╭─ SUPPLIED DATA

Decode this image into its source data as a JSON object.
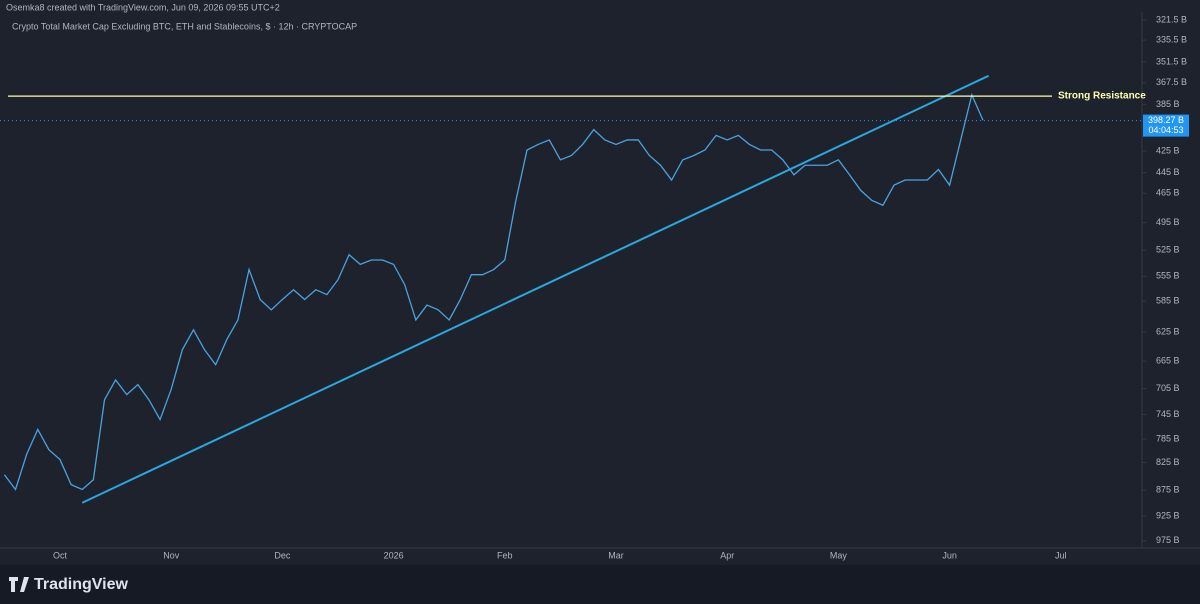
{
  "header": "Osemka8 created with TradingView.com, Jun 09, 2026 09:55 UTC+2",
  "footer": {
    "logo": "TradingView"
  },
  "chart_data": {
    "type": "line",
    "title": "Crypto Total Market Cap Excluding BTC, ETH and Stablecoins, $ · 12h · CRYPTOCAP",
    "categories": [
      null,
      null,
      null,
      null,
      null,
      "Oct",
      null,
      null,
      null,
      null,
      null,
      null,
      null,
      null,
      null,
      "Nov",
      null,
      null,
      null,
      null,
      null,
      null,
      null,
      null,
      null,
      "Dec",
      null,
      null,
      null,
      null,
      null,
      null,
      null,
      null,
      null,
      "2026",
      null,
      null,
      null,
      null,
      null,
      null,
      null,
      null,
      null,
      "Feb",
      null,
      null,
      null,
      null,
      null,
      null,
      null,
      null,
      null,
      "Mar",
      null,
      null,
      null,
      null,
      null,
      null,
      null,
      null,
      null,
      "Apr",
      null,
      null,
      null,
      null,
      null,
      null,
      null,
      null,
      null,
      "May",
      null,
      null,
      null,
      null,
      null,
      null,
      null,
      null,
      null,
      "Jun",
      null,
      null,
      null,
      null,
      null,
      null,
      null,
      null,
      null,
      "Jul"
    ],
    "series": [
      {
        "color": "#4aa3df",
        "values": [
          847,
          874,
          811,
          769,
          803,
          820,
          865,
          874,
          856,
          722,
          692,
          714,
          699,
          722,
          753,
          706,
          649,
          622,
          649,
          670,
          635,
          609,
          547,
          583,
          596,
          583,
          571,
          583,
          571,
          577,
          559,
          530,
          541,
          536,
          536,
          541,
          565,
          609,
          590,
          596,
          609,
          583,
          553,
          553,
          547,
          536,
          472,
          424,
          419,
          415,
          433,
          429,
          419,
          406,
          415,
          419,
          415,
          415,
          429,
          438,
          452,
          433,
          429,
          424,
          411,
          415,
          411,
          419,
          424,
          424,
          433,
          447,
          438,
          438,
          438,
          433,
          447,
          462,
          472,
          477,
          457,
          452,
          452,
          452,
          442,
          457,
          415,
          377,
          398,
          null,
          null,
          null,
          null,
          null,
          null,
          null
        ]
      }
    ],
    "ylim": [
      316,
      990
    ],
    "log": true,
    "inverted": true,
    "yticks": [
      {
        "value": 321.5,
        "label": "321.5 B"
      },
      {
        "value": 335.5,
        "label": "335.5 B"
      },
      {
        "value": 351.5,
        "label": "351.5 B"
      },
      {
        "value": 367.5,
        "label": "367.5 B"
      },
      {
        "value": 385,
        "label": "385 B"
      },
      {
        "value": 425,
        "label": "425 B"
      },
      {
        "value": 445,
        "label": "445 B"
      },
      {
        "value": 465,
        "label": "465 B"
      },
      {
        "value": 495,
        "label": "495 B"
      },
      {
        "value": 525,
        "label": "525 B"
      },
      {
        "value": 555,
        "label": "555 B"
      },
      {
        "value": 585,
        "label": "585 B"
      },
      {
        "value": 625,
        "label": "625 B"
      },
      {
        "value": 665,
        "label": "665 B"
      },
      {
        "value": 705,
        "label": "705 B"
      },
      {
        "value": 745,
        "label": "745 B"
      },
      {
        "value": 785,
        "label": "785 B"
      },
      {
        "value": 825,
        "label": "825 B"
      },
      {
        "value": 875,
        "label": "875 B"
      },
      {
        "value": 925,
        "label": "925 B"
      },
      {
        "value": 975,
        "label": "975 B"
      }
    ],
    "last_price": {
      "value": 398.27,
      "label": "398.27 B",
      "countdown": "04:04:53",
      "color": "#2196f3"
    },
    "resistance": {
      "label": "Strong Resistance",
      "value": 378,
      "color": "#ffffb0"
    },
    "trendline": {
      "x": [
        7,
        88.5
      ],
      "values": [
        899,
        362
      ],
      "color": "#29a8e0"
    }
  }
}
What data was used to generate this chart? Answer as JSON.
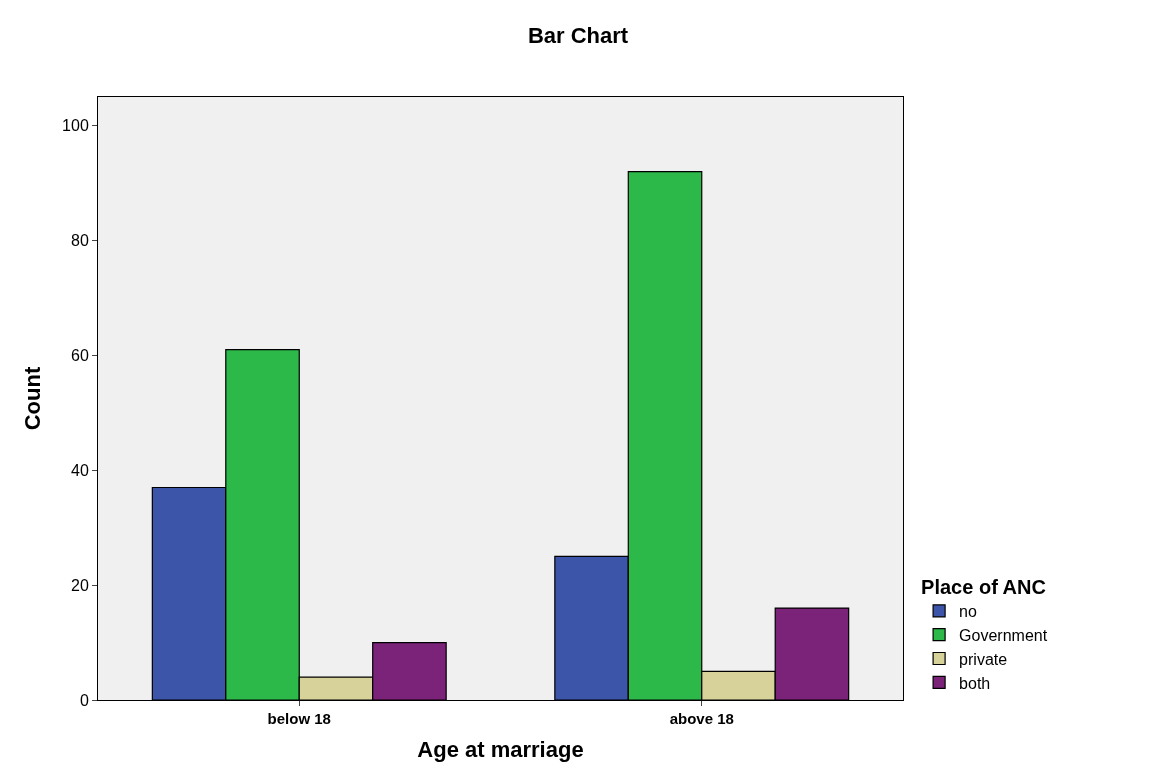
{
  "chart_data": {
    "type": "bar",
    "title": "Bar Chart",
    "xlabel": "Age at marriage",
    "ylabel": "Count",
    "legend_title": "Place of ANC",
    "categories": [
      "below 18",
      "above 18"
    ],
    "series": [
      {
        "name": "no",
        "color": "#3d55a8",
        "values": [
          37,
          25
        ]
      },
      {
        "name": "Government",
        "color": "#2db84a",
        "values": [
          61,
          92
        ]
      },
      {
        "name": "private",
        "color": "#d6d29a",
        "values": [
          4,
          5
        ]
      },
      {
        "name": "both",
        "color": "#7b2378",
        "values": [
          10,
          16
        ]
      }
    ],
    "ylim": [
      0,
      105
    ],
    "yticks": [
      0,
      20,
      40,
      60,
      80,
      100
    ],
    "grid": false,
    "legend": "bottom right"
  }
}
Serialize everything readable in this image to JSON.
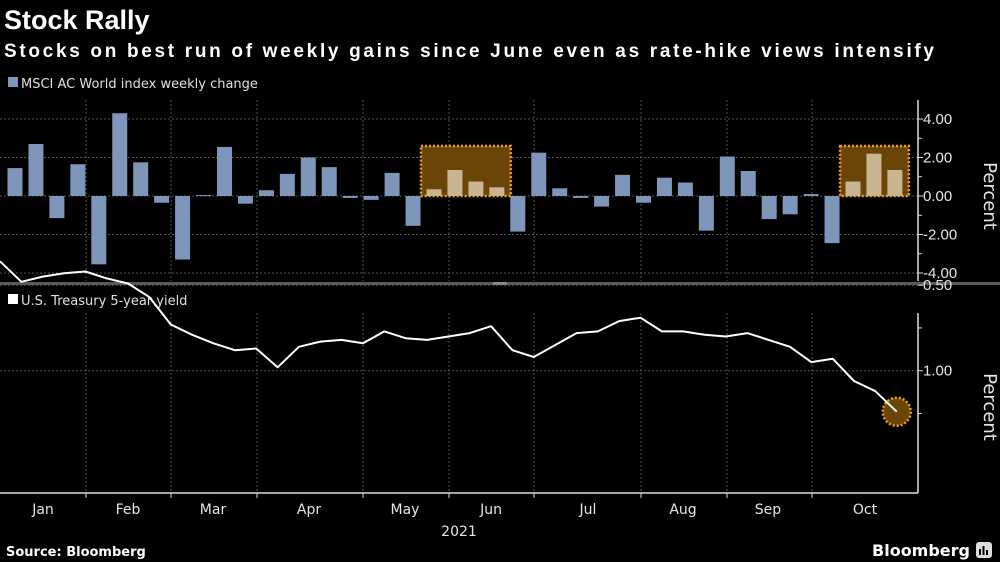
{
  "header": {
    "title": "Stock Rally",
    "subtitle": "Stocks on best run of weekly gains since June even as rate-hike views intensify"
  },
  "footer": {
    "source": "Source: Bloomberg",
    "brand": "Bloomberg"
  },
  "colors": {
    "bar": "#7d96ba",
    "highlight_bar": "#c9b592",
    "highlight_fill": "#6b4508",
    "highlight_border": "#f0a01e",
    "line": "#ffffff",
    "background": "#000000"
  },
  "chart_data": [
    {
      "type": "bar",
      "legend": "MSCI AC World index weekly change",
      "ylabel": "Percent",
      "ylim": [
        -4.6,
        4.6
      ],
      "yticks": [
        "4.00",
        "2.00",
        "0.00",
        "-2.00",
        "-4.00"
      ],
      "ytick_values": [
        4,
        2,
        0,
        -2,
        -4
      ],
      "grid": true,
      "x_period": "weekly, Jan–Oct 2021",
      "values": [
        1.45,
        2.7,
        -1.15,
        1.65,
        -3.55,
        4.3,
        1.75,
        -0.35,
        -3.3,
        0.05,
        2.55,
        -0.4,
        0.3,
        1.15,
        2.0,
        1.5,
        -0.1,
        -0.2,
        1.2,
        -1.55,
        0.35,
        1.35,
        0.75,
        0.45,
        -1.85,
        2.25,
        0.4,
        -0.1,
        -0.55,
        1.1,
        -0.35,
        0.95,
        0.7,
        -1.8,
        2.05,
        1.3,
        -1.2,
        -0.95,
        0.1,
        -2.45,
        0.75,
        2.2,
        1.35
      ],
      "highlight_ranges": [
        [
          20,
          23
        ],
        [
          40,
          42
        ]
      ],
      "highlight_top": 2.6
    },
    {
      "type": "line",
      "legend": "U.S. Treasury 5-year yield",
      "ylabel": "Percent",
      "ylim": [
        0.28,
        1.32
      ],
      "yticks": [
        "1.00",
        "0.50"
      ],
      "ytick_values": [
        1.0,
        0.5
      ],
      "minor_ticks": [
        1.25,
        0.75
      ],
      "grid": true,
      "values": [
        0.36,
        0.48,
        0.45,
        0.43,
        0.42,
        0.46,
        0.49,
        0.57,
        0.73,
        0.79,
        0.84,
        0.88,
        0.87,
        0.98,
        0.86,
        0.83,
        0.82,
        0.84,
        0.77,
        0.81,
        0.82,
        0.8,
        0.78,
        0.74,
        0.88,
        0.92,
        0.85,
        0.78,
        0.77,
        0.71,
        0.69,
        0.77,
        0.77,
        0.79,
        0.8,
        0.78,
        0.82,
        0.86,
        0.95,
        0.93,
        1.06,
        1.12,
        1.24
      ],
      "highlight_last_point": true
    }
  ],
  "x_axis": {
    "months": [
      "Jan",
      "Feb",
      "Mar",
      "Apr",
      "May",
      "Jun",
      "Jul",
      "Aug",
      "Sep",
      "Oct"
    ],
    "year": "2021"
  }
}
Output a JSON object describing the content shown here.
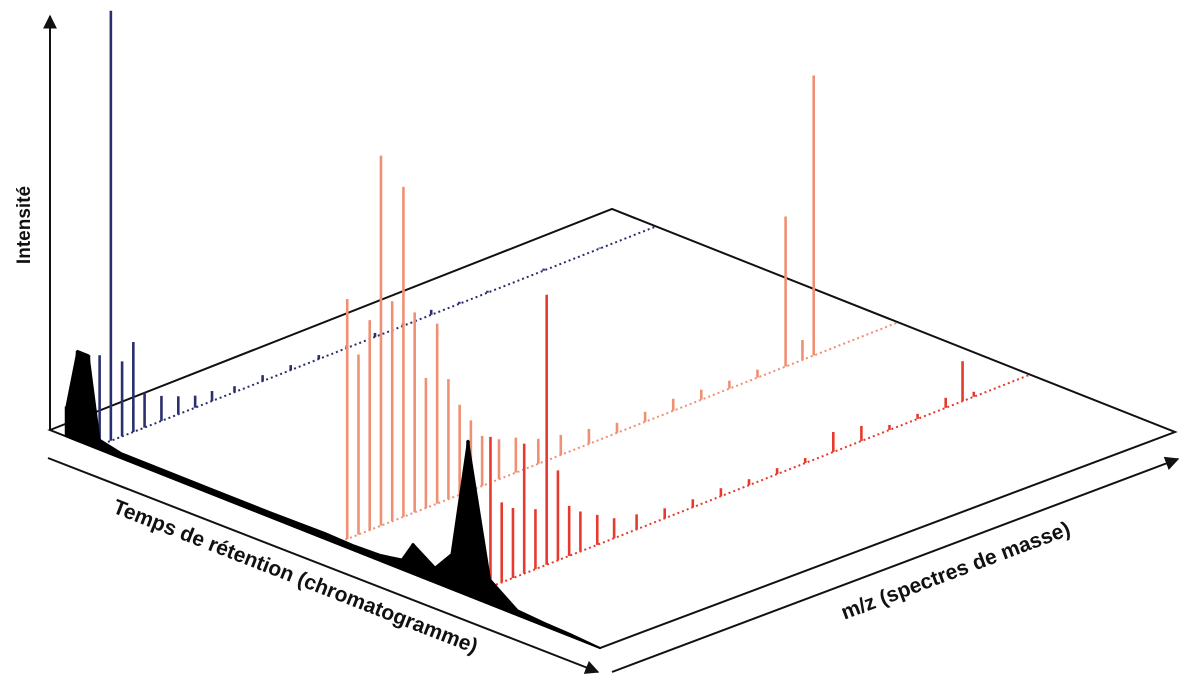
{
  "chart_data": {
    "type": "line",
    "title": "",
    "xlabel": "Temps de rétention (chromatogramme)",
    "ylabel": "Intensité",
    "zlabel": "m/z (spectres de masse)",
    "colors": {
      "chromatogram": "#000000",
      "spectrum_navy": "#2b2f6e",
      "spectrum_salmon": "#ef9074",
      "spectrum_red": "#e63a2e",
      "frame": "#111111"
    },
    "chromatogram": {
      "name": "",
      "x": [
        0.03,
        0.05,
        0.07,
        0.09,
        0.13,
        0.2,
        0.3,
        0.4,
        0.5,
        0.55,
        0.6,
        0.62,
        0.64,
        0.66,
        0.7,
        0.73,
        0.76,
        0.8,
        0.85,
        0.9,
        0.95,
        1.0
      ],
      "values": [
        0.3,
        0.9,
        0.9,
        0.1,
        0.05,
        0.05,
        0.05,
        0.05,
        0.06,
        0.05,
        0.06,
        0.08,
        0.1,
        0.3,
        0.15,
        0.35,
        1.55,
        0.25,
        0.05,
        0.03,
        0.02,
        0.0
      ]
    },
    "spectra": [
      {
        "name": "",
        "retention_position": 0.08,
        "mz": [
          0.01,
          0.03,
          0.05,
          0.07,
          0.09,
          0.12,
          0.15,
          0.18,
          0.21,
          0.25,
          0.3,
          0.35,
          0.4,
          0.45,
          0.5,
          0.55,
          0.6,
          0.65,
          0.7,
          0.8,
          0.9,
          1.0
        ],
        "intensity": [
          0.9,
          4.3,
          0.75,
          0.9,
          0.35,
          0.25,
          0.18,
          0.12,
          0.1,
          0.06,
          0.06,
          0.05,
          0.04,
          0.03,
          0.04,
          0.03,
          0.05,
          0.02,
          0.02,
          0.02,
          0.01,
          0.0
        ]
      },
      {
        "name": "",
        "retention_position": 0.52,
        "mz": [
          0.02,
          0.04,
          0.06,
          0.08,
          0.1,
          0.12,
          0.14,
          0.16,
          0.18,
          0.2,
          0.22,
          0.24,
          0.26,
          0.29,
          0.32,
          0.36,
          0.4,
          0.45,
          0.5,
          0.55,
          0.6,
          0.65,
          0.7,
          0.75,
          0.8,
          0.83,
          0.85
        ],
        "intensity": [
          2.4,
          1.8,
          2.1,
          3.7,
          2.2,
          3.3,
          2.0,
          1.3,
          1.8,
          1.2,
          0.9,
          0.7,
          0.5,
          0.4,
          0.35,
          0.25,
          0.2,
          0.15,
          0.1,
          0.1,
          0.12,
          0.1,
          0.08,
          0.08,
          1.5,
          0.2,
          2.8
        ]
      },
      {
        "name": "",
        "retention_position": 0.76,
        "mz": [
          0.02,
          0.04,
          0.06,
          0.08,
          0.1,
          0.12,
          0.14,
          0.16,
          0.18,
          0.2,
          0.23,
          0.26,
          0.3,
          0.35,
          0.4,
          0.45,
          0.5,
          0.55,
          0.6,
          0.65,
          0.7,
          0.75,
          0.8,
          0.85,
          0.88,
          0.9,
          1.0
        ],
        "intensity": [
          0.4,
          1.5,
          0.8,
          0.7,
          1.3,
          0.6,
          2.7,
          0.9,
          0.5,
          0.4,
          0.3,
          0.2,
          0.15,
          0.1,
          0.08,
          0.08,
          0.06,
          0.06,
          0.05,
          0.2,
          0.15,
          0.05,
          0.05,
          0.1,
          0.4,
          0.05,
          0.0
        ]
      }
    ]
  }
}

╰─

Show all lines in the entries above where the word "year" appears.

▶ [REPLY TO THE TASK]:
      "legend": "U.S. Treasury 5-year yield",
    "year": "2021"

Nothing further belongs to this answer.